- JOB
Reproduce verbatim every line from the one that includes "Give me a plain-text" to the closing line of the entries; omit everything before it.
<<<<
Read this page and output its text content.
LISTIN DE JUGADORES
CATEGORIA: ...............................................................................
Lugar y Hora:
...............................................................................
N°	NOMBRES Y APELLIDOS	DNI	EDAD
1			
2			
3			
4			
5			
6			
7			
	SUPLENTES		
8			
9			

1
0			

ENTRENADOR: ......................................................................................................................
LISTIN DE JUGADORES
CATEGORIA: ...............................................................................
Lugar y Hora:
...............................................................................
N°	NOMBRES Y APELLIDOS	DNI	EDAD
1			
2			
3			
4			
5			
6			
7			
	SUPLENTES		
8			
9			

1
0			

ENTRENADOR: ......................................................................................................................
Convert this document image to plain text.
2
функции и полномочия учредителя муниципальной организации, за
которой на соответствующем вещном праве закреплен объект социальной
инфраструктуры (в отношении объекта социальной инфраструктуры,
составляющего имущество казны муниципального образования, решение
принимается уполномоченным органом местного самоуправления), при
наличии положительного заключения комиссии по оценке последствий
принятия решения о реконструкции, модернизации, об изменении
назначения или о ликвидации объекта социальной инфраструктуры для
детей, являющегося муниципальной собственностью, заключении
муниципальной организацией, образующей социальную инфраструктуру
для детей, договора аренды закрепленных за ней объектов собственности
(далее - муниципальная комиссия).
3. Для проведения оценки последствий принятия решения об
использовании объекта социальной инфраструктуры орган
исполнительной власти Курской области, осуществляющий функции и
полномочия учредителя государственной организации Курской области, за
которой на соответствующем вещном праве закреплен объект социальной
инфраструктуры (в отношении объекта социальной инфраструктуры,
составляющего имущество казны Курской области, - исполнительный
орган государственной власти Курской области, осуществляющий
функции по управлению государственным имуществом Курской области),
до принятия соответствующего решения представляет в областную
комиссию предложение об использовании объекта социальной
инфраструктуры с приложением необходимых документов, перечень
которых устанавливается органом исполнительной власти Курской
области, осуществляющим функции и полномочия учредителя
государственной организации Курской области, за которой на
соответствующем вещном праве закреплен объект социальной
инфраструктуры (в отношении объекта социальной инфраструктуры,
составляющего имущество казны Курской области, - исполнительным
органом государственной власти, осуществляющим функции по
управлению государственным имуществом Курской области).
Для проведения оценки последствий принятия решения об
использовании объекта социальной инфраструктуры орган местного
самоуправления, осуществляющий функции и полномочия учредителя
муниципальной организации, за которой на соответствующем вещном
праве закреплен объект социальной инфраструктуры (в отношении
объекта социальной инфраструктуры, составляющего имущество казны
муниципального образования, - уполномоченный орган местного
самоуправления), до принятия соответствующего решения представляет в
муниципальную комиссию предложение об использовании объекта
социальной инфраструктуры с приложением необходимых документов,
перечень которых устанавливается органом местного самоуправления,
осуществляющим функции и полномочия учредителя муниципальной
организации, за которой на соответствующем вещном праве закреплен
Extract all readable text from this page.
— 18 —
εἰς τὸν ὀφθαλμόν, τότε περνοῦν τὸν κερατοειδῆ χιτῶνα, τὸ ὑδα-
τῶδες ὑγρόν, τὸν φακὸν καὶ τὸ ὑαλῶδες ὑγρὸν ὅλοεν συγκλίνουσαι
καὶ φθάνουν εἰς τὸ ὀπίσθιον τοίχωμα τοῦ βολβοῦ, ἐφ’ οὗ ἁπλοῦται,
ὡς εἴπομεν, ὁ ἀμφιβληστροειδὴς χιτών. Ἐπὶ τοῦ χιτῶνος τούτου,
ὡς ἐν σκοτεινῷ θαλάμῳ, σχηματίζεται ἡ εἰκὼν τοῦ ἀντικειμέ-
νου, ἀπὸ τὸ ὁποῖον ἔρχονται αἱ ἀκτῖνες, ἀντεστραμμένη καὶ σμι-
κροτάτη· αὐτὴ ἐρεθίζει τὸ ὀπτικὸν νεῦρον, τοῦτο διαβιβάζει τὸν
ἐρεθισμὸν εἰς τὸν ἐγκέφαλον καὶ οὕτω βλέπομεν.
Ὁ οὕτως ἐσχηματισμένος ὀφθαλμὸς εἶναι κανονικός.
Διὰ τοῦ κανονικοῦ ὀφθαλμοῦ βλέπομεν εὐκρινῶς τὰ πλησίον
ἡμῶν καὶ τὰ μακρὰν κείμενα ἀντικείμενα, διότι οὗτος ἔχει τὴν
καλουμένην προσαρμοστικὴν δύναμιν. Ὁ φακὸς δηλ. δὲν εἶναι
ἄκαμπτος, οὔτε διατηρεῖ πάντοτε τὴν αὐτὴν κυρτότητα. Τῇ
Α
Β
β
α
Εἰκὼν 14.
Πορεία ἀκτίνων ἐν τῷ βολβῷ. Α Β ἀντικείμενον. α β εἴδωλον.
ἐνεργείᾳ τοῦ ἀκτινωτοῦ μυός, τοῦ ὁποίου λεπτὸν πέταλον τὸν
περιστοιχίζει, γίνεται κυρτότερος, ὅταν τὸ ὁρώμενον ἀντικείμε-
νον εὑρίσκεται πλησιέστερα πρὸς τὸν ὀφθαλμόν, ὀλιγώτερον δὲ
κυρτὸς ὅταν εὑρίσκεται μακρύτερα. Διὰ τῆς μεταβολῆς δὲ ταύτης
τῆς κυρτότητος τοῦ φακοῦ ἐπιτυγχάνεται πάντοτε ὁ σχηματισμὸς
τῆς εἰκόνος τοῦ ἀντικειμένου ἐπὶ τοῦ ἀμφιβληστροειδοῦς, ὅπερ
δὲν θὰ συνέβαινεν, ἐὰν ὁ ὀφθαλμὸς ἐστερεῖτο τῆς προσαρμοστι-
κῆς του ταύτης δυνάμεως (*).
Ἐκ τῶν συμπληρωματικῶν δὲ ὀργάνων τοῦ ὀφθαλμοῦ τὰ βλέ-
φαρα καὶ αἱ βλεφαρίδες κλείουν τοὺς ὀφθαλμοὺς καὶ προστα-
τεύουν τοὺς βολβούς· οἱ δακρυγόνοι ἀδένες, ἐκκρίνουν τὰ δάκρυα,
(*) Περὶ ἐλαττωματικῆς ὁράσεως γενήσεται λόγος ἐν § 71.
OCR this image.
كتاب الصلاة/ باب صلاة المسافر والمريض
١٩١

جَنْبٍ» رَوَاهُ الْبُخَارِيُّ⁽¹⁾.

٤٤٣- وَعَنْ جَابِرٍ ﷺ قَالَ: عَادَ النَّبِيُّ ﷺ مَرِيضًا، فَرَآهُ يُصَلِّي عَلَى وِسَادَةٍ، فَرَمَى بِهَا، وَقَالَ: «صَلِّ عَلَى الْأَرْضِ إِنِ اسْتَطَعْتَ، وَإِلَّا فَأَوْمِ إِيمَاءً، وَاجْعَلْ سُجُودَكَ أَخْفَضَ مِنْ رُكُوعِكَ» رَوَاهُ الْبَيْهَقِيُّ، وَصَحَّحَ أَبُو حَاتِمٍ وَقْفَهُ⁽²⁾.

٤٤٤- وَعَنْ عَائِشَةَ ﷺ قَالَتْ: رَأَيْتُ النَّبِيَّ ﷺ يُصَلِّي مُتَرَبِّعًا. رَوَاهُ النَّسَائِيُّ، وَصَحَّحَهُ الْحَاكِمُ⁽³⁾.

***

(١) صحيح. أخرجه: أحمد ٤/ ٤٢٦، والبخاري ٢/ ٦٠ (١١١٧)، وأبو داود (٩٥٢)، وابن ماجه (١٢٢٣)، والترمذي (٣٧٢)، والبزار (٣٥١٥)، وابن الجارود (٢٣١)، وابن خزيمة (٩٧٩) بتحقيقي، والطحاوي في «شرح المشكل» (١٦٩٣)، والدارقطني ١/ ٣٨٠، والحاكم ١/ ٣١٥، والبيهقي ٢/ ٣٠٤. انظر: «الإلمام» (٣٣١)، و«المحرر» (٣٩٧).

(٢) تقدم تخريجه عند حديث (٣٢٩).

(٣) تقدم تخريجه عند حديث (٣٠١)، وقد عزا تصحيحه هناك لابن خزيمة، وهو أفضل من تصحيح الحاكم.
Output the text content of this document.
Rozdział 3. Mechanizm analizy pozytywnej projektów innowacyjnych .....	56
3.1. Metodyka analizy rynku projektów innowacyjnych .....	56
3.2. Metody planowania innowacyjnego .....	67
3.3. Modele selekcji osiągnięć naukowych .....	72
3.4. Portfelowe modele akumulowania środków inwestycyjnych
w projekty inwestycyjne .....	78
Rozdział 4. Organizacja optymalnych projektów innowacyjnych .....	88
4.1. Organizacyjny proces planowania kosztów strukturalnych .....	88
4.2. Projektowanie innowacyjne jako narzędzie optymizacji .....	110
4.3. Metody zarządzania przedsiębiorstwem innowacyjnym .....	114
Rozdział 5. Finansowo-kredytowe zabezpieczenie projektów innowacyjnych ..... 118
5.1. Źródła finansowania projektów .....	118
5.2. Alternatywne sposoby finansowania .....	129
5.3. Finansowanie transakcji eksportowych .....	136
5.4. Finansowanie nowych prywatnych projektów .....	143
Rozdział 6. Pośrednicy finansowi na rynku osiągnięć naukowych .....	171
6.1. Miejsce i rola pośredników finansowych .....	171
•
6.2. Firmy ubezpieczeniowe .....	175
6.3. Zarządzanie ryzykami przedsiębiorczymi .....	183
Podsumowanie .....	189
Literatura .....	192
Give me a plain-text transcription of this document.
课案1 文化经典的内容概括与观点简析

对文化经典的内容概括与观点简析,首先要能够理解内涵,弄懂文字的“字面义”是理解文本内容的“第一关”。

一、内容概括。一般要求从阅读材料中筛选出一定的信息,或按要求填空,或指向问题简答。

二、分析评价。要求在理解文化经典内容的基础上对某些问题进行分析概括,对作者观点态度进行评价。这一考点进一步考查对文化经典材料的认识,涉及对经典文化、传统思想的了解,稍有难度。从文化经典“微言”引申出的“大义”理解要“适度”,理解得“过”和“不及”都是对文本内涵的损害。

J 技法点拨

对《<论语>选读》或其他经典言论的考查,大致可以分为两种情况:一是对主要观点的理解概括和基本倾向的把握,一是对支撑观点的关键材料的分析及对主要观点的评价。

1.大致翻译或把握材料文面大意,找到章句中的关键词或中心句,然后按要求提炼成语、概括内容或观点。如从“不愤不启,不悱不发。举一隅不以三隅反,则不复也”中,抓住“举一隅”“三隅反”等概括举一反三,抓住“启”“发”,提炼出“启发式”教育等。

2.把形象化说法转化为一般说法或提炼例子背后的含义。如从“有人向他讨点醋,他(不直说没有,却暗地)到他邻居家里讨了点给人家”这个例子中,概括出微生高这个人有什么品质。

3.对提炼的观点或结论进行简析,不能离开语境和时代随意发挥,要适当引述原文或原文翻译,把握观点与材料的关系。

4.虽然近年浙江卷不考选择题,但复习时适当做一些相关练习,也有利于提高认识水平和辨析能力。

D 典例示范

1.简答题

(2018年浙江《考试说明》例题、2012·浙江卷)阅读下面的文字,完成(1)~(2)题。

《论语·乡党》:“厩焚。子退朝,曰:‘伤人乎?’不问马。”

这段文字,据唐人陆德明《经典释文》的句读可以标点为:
>>>>
- CORRECT ANSWER
Give me a plain-text transcription of this document.
课案1 文化经典的内容概括与观点简析

对文化经典的内容概括与观点简析,首先要能够理解内涵,弄懂文字的“字面义”是理解文本内容的“第一关”。

一、内容概括。一般要求从阅读材料中筛选出一定的信息,或按要求填空,或指向问题简答。

二、分析评价。要求在理解文化经典内容的基础上对某些问题进行分析概括,对作者观点态度进行评价。这一考点进一步考查对文化经典材料的认识,涉及对经典文化、传统思想的了解,稍有难度。从文化经典“微言”引申出的“大义”理解要“适度”,理解得“过”和“不及”都是对文本内涵的损害。

J 技法点拨

对《<论语>选读》或其他经典言论的考查,大致可以分为两种情况:一是对主要观点的理解概括和基本倾向的把握,一是对支撑观点的关键材料的分析及对主要观点的评价。

1.大致翻译或把握材料文面大意,找到章句中的关键词或中心句,然后按要求提炼成语、概括内容或观点。如从“不愤不启,不悱不发。举一隅不以三隅反,则不复也”中,抓住“举一隅”“三隅反”等概括举一反三,抓住“启”“发”,提炼出“启发式”教育等。

2.把形象化说法转化为一般说法或提炼例子背后的含义。如从“有人向他讨点醋,他(不直说没有,却暗地)到他邻居家里讨了点给人家”这个例子中,概括出微生高这个人有什么品质。

3.对提炼的观点或结论进行简析,不能离开语境和时代随意发挥,要适当引述原文或原文翻译,把握观点与材料的关系。

4.虽然近年浙江卷不考选择题,但复习时适当做一些相关练习,也有利于提高认识水平和辨析能力。

D 典例示范

1.简答题

(2018年浙江《考试说明》例题、2012·浙江卷)阅读下面的文字,完成(1)~(2)题。

《论语·乡党》:“厩焚。子退朝,曰:‘伤人乎?’不问马。”

这段文字,据唐人陆德明《经典释文》的句读可以标点为:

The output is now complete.